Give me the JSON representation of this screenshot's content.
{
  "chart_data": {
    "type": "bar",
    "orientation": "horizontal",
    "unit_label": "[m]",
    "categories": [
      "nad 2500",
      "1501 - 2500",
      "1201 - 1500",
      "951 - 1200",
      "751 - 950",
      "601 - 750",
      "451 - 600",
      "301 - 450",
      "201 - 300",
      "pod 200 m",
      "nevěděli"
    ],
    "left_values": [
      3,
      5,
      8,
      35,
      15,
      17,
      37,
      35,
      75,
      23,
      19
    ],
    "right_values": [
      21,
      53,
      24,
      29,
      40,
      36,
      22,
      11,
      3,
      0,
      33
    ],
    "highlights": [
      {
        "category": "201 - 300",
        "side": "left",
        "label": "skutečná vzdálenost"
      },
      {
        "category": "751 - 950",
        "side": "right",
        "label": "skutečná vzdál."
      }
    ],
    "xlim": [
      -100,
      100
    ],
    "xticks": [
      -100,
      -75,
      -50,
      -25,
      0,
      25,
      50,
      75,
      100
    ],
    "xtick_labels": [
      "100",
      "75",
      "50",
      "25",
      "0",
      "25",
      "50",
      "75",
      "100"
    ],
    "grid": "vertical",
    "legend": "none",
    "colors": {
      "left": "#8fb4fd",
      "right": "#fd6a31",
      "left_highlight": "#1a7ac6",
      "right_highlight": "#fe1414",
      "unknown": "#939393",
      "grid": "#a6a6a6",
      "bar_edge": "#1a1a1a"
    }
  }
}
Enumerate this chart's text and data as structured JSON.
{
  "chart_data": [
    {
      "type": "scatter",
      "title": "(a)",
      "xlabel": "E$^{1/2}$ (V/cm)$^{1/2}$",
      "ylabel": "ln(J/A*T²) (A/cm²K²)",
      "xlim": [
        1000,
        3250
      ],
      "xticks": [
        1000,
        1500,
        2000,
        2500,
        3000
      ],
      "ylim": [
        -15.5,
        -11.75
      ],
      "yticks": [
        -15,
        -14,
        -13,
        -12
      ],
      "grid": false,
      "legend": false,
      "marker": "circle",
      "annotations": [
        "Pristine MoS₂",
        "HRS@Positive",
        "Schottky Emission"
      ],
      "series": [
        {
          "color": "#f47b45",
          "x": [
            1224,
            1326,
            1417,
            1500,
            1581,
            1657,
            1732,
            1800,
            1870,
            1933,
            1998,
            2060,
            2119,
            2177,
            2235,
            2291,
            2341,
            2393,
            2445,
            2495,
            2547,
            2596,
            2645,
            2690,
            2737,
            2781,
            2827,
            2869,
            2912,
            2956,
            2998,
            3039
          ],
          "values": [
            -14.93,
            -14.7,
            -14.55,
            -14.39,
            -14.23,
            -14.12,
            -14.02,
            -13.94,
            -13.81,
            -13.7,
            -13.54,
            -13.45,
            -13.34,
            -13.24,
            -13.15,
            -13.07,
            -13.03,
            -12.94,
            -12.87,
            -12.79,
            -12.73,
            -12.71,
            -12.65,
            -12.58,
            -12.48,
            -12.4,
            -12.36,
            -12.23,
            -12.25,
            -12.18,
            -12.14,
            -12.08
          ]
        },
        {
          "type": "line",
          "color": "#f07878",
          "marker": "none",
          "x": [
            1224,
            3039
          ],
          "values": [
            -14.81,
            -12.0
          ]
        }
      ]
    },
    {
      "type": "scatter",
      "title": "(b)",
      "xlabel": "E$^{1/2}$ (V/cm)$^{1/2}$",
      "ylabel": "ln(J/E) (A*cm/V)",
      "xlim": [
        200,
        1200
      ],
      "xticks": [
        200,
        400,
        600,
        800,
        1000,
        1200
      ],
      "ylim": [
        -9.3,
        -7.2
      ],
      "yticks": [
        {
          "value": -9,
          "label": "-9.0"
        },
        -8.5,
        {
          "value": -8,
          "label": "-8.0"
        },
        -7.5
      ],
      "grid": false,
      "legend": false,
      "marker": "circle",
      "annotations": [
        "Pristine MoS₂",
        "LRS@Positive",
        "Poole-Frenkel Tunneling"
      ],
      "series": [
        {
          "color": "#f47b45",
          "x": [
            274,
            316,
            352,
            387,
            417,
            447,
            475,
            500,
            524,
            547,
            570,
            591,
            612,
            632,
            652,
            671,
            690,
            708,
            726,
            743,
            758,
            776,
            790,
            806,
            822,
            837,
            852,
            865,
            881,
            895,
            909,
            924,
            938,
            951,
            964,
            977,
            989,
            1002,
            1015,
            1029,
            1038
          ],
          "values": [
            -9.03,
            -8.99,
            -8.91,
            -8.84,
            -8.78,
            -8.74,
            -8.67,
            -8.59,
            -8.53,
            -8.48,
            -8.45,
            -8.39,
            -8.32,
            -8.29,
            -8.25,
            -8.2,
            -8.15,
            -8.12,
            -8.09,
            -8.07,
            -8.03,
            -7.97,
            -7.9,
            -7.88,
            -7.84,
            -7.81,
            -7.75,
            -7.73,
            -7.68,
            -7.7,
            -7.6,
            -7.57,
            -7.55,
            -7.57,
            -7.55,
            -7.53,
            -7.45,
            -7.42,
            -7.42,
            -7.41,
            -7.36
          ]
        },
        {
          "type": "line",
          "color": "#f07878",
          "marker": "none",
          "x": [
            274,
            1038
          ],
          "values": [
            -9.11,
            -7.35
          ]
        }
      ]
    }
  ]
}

▬▬▬▬▬▬▬▬▬▬

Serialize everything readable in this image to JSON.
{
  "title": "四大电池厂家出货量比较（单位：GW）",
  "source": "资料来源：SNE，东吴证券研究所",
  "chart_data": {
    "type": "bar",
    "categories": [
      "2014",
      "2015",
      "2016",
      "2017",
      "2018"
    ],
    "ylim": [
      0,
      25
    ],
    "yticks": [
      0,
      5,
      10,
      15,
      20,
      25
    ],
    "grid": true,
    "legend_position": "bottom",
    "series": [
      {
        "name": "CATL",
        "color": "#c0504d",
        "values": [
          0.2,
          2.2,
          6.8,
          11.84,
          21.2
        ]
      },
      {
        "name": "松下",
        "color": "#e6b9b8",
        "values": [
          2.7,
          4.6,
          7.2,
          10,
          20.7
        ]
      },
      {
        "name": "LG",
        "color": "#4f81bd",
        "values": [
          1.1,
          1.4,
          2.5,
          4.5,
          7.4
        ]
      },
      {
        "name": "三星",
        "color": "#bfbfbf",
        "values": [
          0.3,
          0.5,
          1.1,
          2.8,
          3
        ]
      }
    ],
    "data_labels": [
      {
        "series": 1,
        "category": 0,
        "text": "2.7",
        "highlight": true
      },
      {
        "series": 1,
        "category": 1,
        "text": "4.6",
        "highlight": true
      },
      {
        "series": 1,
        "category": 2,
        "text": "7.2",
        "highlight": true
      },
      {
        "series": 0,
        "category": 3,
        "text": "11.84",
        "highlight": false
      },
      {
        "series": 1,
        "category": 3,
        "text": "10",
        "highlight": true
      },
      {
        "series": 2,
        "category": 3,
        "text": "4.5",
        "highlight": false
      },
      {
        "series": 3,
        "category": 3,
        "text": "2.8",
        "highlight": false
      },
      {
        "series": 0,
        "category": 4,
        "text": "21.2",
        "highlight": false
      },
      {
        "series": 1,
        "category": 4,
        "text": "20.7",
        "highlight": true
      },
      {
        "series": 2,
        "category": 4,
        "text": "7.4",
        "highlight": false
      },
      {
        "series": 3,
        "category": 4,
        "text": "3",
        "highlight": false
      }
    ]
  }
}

▬▬▬▬▬▬▬▬▬▬

- REQUIRED TASK
Each line in the listing above that contains "ylabel" should be copied.

- OUTPUT
      "ylabel": "ln(J/A*T²) (A/cm²K²)",
      "ylabel": "ln(J/E) (A*cm/V)",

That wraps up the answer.